* Your goal
Find the word "Губернатора" in the records below. List each line containing it.

* Data in this exercise

______________________________

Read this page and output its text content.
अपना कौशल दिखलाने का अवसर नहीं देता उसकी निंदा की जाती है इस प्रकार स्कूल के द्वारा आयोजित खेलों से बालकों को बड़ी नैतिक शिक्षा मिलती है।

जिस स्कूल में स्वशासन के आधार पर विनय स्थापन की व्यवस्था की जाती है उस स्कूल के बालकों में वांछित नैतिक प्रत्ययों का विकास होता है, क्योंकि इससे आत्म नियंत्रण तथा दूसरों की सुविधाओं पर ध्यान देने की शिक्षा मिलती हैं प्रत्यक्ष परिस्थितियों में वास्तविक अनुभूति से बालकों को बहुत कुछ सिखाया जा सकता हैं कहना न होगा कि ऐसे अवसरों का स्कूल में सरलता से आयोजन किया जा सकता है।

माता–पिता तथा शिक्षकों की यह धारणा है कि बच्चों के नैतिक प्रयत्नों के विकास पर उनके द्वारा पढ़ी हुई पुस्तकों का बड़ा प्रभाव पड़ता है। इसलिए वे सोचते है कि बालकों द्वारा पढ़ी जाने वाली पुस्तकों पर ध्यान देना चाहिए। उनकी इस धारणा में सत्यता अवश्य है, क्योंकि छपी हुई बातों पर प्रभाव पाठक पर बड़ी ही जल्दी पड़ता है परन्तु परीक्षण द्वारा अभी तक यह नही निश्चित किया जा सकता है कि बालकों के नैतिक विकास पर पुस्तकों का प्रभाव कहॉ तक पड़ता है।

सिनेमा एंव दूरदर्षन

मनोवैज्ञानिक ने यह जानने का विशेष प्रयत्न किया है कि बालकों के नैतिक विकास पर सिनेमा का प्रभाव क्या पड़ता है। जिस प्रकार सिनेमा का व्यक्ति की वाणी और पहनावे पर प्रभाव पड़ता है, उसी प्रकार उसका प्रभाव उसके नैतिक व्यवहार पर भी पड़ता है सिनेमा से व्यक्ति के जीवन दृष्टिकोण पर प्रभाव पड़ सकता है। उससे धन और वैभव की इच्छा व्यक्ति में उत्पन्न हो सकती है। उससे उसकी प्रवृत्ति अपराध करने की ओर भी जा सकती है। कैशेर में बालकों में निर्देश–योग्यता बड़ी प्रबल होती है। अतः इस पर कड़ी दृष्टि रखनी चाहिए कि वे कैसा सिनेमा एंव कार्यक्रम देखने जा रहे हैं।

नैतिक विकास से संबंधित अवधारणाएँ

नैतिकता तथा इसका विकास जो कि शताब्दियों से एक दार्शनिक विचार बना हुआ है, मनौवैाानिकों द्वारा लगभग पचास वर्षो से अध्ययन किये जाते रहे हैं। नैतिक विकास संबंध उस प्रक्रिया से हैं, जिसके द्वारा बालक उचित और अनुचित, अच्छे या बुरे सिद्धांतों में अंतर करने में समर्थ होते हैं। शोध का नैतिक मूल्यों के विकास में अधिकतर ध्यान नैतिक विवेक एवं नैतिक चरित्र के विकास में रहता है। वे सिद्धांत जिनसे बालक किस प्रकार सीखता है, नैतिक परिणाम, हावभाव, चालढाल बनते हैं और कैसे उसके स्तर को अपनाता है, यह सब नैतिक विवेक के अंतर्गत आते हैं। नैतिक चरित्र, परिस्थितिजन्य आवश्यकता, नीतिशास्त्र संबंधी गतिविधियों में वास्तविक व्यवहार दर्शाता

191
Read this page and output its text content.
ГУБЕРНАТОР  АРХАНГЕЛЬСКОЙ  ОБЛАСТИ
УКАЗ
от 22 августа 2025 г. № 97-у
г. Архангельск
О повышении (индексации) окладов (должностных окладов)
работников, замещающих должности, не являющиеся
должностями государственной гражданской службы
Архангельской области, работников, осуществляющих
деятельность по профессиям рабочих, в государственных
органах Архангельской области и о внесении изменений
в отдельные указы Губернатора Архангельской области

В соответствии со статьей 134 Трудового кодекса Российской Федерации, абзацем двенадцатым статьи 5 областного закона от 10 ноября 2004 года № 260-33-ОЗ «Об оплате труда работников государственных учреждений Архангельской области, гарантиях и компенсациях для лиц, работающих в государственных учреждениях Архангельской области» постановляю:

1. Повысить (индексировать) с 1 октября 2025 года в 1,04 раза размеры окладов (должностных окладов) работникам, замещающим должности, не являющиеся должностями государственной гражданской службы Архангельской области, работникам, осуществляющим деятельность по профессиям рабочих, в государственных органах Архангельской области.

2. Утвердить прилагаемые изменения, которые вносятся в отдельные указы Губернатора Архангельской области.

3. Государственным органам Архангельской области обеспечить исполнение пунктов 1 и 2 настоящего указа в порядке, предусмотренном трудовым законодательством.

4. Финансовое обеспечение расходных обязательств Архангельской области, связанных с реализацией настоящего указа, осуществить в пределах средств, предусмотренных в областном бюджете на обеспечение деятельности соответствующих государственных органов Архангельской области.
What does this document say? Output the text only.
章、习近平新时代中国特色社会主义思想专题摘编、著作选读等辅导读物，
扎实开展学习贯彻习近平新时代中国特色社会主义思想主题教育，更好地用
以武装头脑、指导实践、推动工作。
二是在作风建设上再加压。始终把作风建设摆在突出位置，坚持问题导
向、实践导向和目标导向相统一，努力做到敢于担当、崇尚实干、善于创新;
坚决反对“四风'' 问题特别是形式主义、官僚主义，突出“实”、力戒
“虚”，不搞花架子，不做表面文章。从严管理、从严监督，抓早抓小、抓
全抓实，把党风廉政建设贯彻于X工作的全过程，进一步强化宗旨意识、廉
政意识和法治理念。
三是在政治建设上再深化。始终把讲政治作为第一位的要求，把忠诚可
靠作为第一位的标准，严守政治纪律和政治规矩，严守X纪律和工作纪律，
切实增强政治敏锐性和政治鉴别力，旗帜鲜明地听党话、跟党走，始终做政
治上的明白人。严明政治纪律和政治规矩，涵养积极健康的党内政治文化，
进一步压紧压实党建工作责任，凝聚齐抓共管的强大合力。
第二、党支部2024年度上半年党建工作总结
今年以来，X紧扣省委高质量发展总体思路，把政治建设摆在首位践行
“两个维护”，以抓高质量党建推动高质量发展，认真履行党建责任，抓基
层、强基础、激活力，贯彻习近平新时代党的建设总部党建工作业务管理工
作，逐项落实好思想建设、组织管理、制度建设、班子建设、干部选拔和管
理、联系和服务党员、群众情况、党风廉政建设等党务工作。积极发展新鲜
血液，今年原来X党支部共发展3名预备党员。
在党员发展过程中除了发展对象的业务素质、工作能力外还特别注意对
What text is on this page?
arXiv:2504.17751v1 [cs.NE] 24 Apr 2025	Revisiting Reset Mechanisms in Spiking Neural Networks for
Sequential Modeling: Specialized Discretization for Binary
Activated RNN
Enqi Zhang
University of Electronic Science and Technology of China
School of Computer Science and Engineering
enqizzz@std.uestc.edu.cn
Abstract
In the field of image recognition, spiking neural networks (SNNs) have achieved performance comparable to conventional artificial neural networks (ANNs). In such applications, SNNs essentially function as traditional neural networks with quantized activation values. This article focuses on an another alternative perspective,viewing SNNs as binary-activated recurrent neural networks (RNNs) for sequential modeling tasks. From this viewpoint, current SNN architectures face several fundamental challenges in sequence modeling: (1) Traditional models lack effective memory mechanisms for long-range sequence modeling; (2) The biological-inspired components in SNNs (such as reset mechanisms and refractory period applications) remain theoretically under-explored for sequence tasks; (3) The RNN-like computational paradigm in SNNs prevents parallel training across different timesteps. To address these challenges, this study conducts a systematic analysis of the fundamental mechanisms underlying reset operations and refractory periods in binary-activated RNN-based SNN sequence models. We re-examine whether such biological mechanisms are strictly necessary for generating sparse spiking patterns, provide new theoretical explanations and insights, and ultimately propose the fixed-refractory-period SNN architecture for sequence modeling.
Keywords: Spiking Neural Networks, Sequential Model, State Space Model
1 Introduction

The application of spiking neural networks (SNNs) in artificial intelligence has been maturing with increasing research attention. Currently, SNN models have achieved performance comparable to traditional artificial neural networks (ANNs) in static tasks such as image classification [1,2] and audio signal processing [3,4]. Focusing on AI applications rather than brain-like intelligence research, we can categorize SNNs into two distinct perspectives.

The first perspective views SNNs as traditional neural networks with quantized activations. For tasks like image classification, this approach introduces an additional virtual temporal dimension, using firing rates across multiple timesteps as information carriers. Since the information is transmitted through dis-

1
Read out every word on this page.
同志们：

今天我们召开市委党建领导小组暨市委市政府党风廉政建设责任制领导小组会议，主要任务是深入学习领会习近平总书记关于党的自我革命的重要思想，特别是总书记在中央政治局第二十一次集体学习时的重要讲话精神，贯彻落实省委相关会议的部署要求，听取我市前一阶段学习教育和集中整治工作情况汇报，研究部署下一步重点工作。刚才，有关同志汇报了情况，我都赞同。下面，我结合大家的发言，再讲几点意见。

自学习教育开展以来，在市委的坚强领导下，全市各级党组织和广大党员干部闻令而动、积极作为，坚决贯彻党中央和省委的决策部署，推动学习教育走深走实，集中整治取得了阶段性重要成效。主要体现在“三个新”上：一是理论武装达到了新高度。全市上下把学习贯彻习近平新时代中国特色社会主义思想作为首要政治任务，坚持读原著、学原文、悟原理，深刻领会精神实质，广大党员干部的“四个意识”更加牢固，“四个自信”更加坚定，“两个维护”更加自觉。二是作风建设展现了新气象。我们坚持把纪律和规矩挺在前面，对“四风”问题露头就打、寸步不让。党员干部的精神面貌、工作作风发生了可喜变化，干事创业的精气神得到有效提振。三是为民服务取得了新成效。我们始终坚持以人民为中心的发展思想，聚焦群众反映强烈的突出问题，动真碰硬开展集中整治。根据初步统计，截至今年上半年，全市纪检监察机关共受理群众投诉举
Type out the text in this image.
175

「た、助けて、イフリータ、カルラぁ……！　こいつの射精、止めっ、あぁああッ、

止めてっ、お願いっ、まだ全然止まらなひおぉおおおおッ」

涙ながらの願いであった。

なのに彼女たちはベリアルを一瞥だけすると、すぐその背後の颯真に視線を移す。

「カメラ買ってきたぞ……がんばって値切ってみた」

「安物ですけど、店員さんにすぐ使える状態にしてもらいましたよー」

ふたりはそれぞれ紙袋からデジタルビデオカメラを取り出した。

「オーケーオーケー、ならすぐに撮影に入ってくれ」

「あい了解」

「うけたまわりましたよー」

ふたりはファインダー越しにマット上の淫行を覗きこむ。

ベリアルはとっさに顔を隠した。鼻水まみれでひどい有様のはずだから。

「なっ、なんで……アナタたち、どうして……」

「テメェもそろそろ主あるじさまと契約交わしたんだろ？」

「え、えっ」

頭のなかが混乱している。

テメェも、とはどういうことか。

______________________________

* The result
в отдельные указы Губернатора Архангельской области
2. Утвердить прилагаемые изменения, которые вносятся в отдельные указы Губернатора Архангельской области.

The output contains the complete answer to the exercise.